ARTICLE -
· · · · ·

The one politically untouchable segment of our country is the military. Presidents and Senators often say they will “defer to the military leaders on the ground” in matters large and small. President Obama took a bit of heat after his State of the Union address because some felt he hadn’t specifically said the words “thank you” to our soldiers. (He used the word gratitude.) Any indication that someone does not support our troops — especially in time of war — is considered close to treason.

And yet, all of a sudden, we have Republican Senators — young and old — railing against our top two military leaders, Secretary of Defense Robert Gates and Chairman of the Joint Chiefs of Staff, Admiral Mike Mullen, for their testimony Tuesday in front of Carl Levin’s Armed Services Committee hearing on repealing “Don’t Ask, Don’t Tell.”

At this point, most have heard Senator John McCain (who has said he would defer to military leaders on DADT repeal — until they started to support repeal) berate Secretary Gates at the hearing. McCain essentially tried to pull rank, when, to his shock, Gates and Mullen both came out fully and personally in support of repealing “Don’t Ask, Don’t Tell.” McCain called them “clearly biased” and said, “I’m happy to say we still have a Congress despite your plan to repeal [DADT] by fiat.

But that same day, U.S. Rep. Duncan D. Hunter, Jr. called our nation’s top military brass “political appointees,” as if they were the result of some campaign donation, or, the likes of Bush’s FEMA Director Michael “Brownie, you’re doing a heck of a job” Brown. Hunter, who is a freshman Congressman and immediately succeeded his father in office, in an interview with NPR, said,

Admiral Mullen and Secretary Gates are both political appointees. They’re going to be biased. They’re going to say what the administration wants them to say.

Well, I suppose in a way, Representative Hunter is right. After all, Gates and Mullen are “political appointees,” in the strictest sense of the term. Secretary Gates has served the past three Republican presidents, since Reagan. Gates spent twenty-six years at the CIA, including being CIA Director. Admiral Mullen was appointed Chairman of the Joint Chiefs of Staff by President George W. Bush.

But “say what the administration wants them to say?” No way!

(Another irony: Mullen succeeded Peter Pace, who, while Chairman of the Joint Chiefs, in 2007 said, “I believe that homosexual acts between individuals are immoral, and that we should not condone immoral acts.” So, in a strange way, we can thank President Bush for some forward movement on repeal. He’s probably furious.)

Hunter continued, saying,

I think the folks who have been in the military that have been in these very close situations with each other, there has to be a special bond there. And I think that bond is broken if you open up the military to transgenders, to hermaphrodites, to gays and lesbians.

News flash to all who oppose repealing “Don’t Ask, Don’t Tell” — we’re already in the military. To the tune of an estimated 66,000.

Hunter is really worried. Not kidding. Evidently speaking for the entire military, he continued,

[I]t would frankly make everybody a little bit uneasy to be in these close situations, how you go into combat, you know, the shower situation, the bathroom situation, just, you know, very mundane details – things that we have men and women separated, you know, because we don’t want to have that sexual distraction. That exists for the homosexual aspect of things, too.

· · · · ·

SHORT PROBLEM 1 - According to the article, why can President Bush be thanked for some forward movement on repeal? Answer in one to three sentences.
SHORT PROBLEM 2 - Copy the stretch of the article from "But that same" through "them to say.".
You won't need the rows that come next.

RECORDED INFORMATION -

· · · · ·

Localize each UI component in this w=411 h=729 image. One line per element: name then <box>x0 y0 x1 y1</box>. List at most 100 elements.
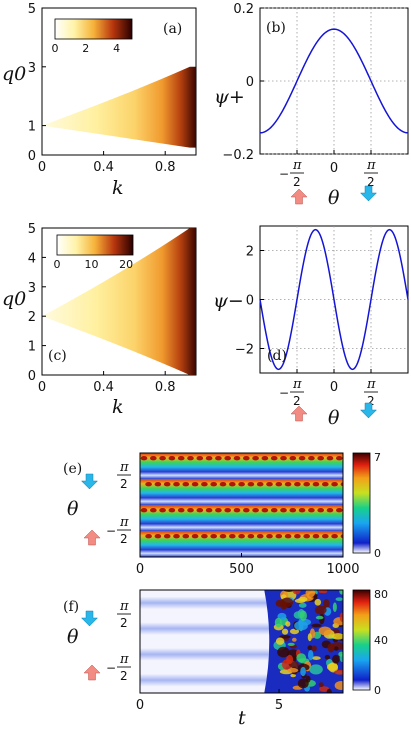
pattern-spot <box>317 508 325 513</box>
pattern-spot <box>289 456 297 461</box>
y-tick-label-den: 2 <box>120 669 128 683</box>
pattern-spot <box>290 673 296 678</box>
pattern-spot <box>318 590 323 594</box>
pattern-spot <box>312 534 320 539</box>
x-tick-label-num: π <box>292 158 302 173</box>
colorbar-tick-label: 4 <box>113 42 120 55</box>
pattern-spot <box>215 508 222 513</box>
pattern-spot <box>296 653 307 663</box>
arrow-up-icon <box>83 664 101 681</box>
panel-b-label: (b) <box>266 20 286 36</box>
pattern-spot <box>336 508 343 513</box>
y-tick-label: −π 2 <box>106 652 131 683</box>
pattern-spot <box>145 534 152 539</box>
pattern-spot <box>338 651 343 657</box>
panel-d-series-line <box>259 228 409 371</box>
x-tick-label-sign: − <box>279 386 289 400</box>
x-tick-label: 0.8 <box>155 160 176 175</box>
pattern-spot <box>335 597 343 602</box>
y-tick-label: 5 <box>28 2 36 17</box>
pattern-spot <box>303 534 311 539</box>
pattern-spot <box>277 646 290 658</box>
pattern-spot <box>332 602 337 613</box>
x-tick-label-num: π <box>366 158 376 173</box>
y-tick-label-num: π <box>119 652 129 667</box>
pattern-spot <box>275 534 283 539</box>
y-tick-label-num: π <box>119 460 129 475</box>
panel-a-xlabel: k <box>112 177 124 199</box>
panel-f-colorbar <box>352 589 371 691</box>
x-tick-label: −π 2 <box>279 158 304 189</box>
panel-a-colorbar <box>54 18 133 40</box>
pattern-spot <box>323 599 330 609</box>
pattern-spot <box>303 482 311 487</box>
y-tick-label-num: π <box>119 599 129 614</box>
pattern-spot <box>191 482 199 487</box>
pattern-spot <box>332 654 340 664</box>
panel-f-colorbar-tick: 80 <box>374 588 388 601</box>
panel-d-ylabel: ψ− <box>213 290 244 312</box>
pattern-spot <box>307 650 314 661</box>
y-tick-label: 1 <box>28 340 36 355</box>
panel-d-xlabel: θ <box>328 407 340 429</box>
x-tick-label: 0 <box>38 380 46 395</box>
panel-c: 0 10 20 (c) 0 0.4 0.8 0 1 2 3 4 5 k q0 <box>2 222 197 418</box>
panel-b-xlabel: θ <box>328 187 340 209</box>
y-tick-label: 1 <box>28 120 36 135</box>
pattern-spot <box>340 534 343 539</box>
pattern-spot <box>215 456 222 461</box>
pattern-spot <box>219 482 227 487</box>
pattern-spot <box>219 534 227 539</box>
y-tick-label: 0 <box>28 149 36 164</box>
panel-f-colorbar-tick: 0 <box>374 684 381 697</box>
y-tick-label-den: 2 <box>120 616 128 630</box>
pattern-spot <box>154 482 162 487</box>
y-tick-label: 0.2 <box>233 2 254 17</box>
pattern-spot <box>210 482 217 487</box>
pattern-spot <box>224 508 231 513</box>
pattern-spot <box>154 534 162 539</box>
pattern-spot <box>285 621 291 627</box>
pattern-spot <box>292 590 301 595</box>
pattern-spot <box>299 610 307 621</box>
panel-b-axes: −π20 π20.20−0.2 <box>222 2 378 189</box>
arrow-up-icon <box>290 188 308 205</box>
y-tick-label-sign: − <box>106 661 116 675</box>
pattern-spot <box>317 456 325 461</box>
pattern-spot <box>311 645 317 652</box>
pattern-spot <box>294 534 301 539</box>
pattern-spot <box>205 508 213 513</box>
pattern-spot <box>284 534 292 539</box>
pattern-spot <box>326 663 338 671</box>
pattern-spot <box>270 508 278 513</box>
panel-c-colorbar-ticks: 0 10 20 <box>54 258 134 271</box>
panel-c-ylabel: q0 <box>2 288 26 310</box>
pattern-spot <box>281 628 289 635</box>
y-tick-label-den: 2 <box>120 532 128 546</box>
arrow-up-icon <box>290 405 308 422</box>
y-tick-label: −π 2 <box>106 515 131 546</box>
x-tick-label: 0 <box>38 160 46 175</box>
pattern-spot <box>300 666 306 677</box>
pattern-spot <box>247 534 255 539</box>
pattern-spot <box>187 508 194 513</box>
y-tick-label: 3 <box>28 281 36 296</box>
pattern-spot <box>247 482 255 487</box>
panel-b: (b) −π20 π20.20−0.2 ψ+ θ <box>214 2 409 209</box>
panel-e-colorbar <box>352 452 371 554</box>
pattern-spot <box>318 626 332 636</box>
pattern-spot <box>298 602 307 608</box>
pattern-spot <box>294 598 306 603</box>
pattern-spot <box>289 628 300 635</box>
y-tick-label: 0 <box>246 294 254 309</box>
pattern-spot <box>326 456 334 461</box>
pattern-band <box>140 647 277 661</box>
pattern-spot <box>256 534 264 539</box>
y-tick-label: −0.2 <box>222 148 254 163</box>
x-tick-label-num: π <box>366 377 376 392</box>
arrow-down-icon <box>80 473 99 490</box>
pattern-spot <box>336 456 343 461</box>
pattern-spot <box>274 617 282 628</box>
pattern-spot <box>229 482 236 487</box>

· · · · ·

EXPECTED ANSWER 1 - Bush appointed Admiral Mullen Chairman of the Joint Chiefs of Staff. Mullen succeeded Peter Pace, who said in 2007 that homosexual acts are immoral, and Mullen now fully supports repealing "Don't Ask, Don't Tell."

EXPECTED ANSWER 2 -
But that same day, U.S. Rep. Duncan D. Hunter, Jr. called our nation’s top military brass “political appointees,” as if they were the result of some campaign donation, or, the likes of Bush’s FEMA Director Michael “Brownie, you’re doing a heck of a job” Brown. Hunter, who is a freshman Congressman and immediately succeeded his father in office, in an interview with NPR, said,

Admiral Mullen and Secretary Gates are both political appointees. They’re going to be biased. They’re going to say what the administration wants them to say.